▸ RECORDS FOR THE EXERCISE
<<<<
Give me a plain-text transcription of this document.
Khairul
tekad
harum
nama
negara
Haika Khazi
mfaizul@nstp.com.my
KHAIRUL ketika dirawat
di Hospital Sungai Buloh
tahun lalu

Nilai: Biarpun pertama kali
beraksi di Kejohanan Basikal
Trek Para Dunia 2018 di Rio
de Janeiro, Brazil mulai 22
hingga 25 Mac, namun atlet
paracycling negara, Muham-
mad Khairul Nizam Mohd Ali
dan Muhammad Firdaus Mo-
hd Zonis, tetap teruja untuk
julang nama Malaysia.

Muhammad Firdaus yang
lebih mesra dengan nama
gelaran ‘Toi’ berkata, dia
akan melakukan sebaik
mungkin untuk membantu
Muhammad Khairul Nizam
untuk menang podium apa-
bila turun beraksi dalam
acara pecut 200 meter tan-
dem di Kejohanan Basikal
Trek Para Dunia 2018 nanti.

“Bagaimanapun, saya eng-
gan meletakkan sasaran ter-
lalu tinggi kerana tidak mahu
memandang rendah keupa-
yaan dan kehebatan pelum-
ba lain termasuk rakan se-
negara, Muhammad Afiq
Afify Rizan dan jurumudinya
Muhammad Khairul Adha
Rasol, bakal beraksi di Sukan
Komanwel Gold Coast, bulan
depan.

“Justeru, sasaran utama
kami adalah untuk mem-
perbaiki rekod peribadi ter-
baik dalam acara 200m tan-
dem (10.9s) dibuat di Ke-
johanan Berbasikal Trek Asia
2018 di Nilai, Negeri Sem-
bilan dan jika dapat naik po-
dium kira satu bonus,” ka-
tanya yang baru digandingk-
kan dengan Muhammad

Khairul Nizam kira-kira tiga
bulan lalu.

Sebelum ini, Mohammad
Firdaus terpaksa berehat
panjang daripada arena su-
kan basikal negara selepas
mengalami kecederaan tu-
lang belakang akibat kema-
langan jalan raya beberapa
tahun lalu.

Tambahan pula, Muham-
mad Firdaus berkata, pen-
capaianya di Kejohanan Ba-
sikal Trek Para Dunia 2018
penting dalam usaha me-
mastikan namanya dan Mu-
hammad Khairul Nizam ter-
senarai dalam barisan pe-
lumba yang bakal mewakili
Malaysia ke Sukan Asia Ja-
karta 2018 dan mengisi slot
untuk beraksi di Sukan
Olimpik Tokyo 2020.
>>>>
▸ EXERCISE REQUIREMENTS
Show each line of the listing that holds the string "Muhammad".

▸ RESULT OF THE EXERCISE
dan Muhammad Firdaus Mo-
Muhammad Firdaus yang
Muhammad Khairul Nizam
negara, Muhammad Afiq
Muhammad Khairul Adha
kan dengan Muhammad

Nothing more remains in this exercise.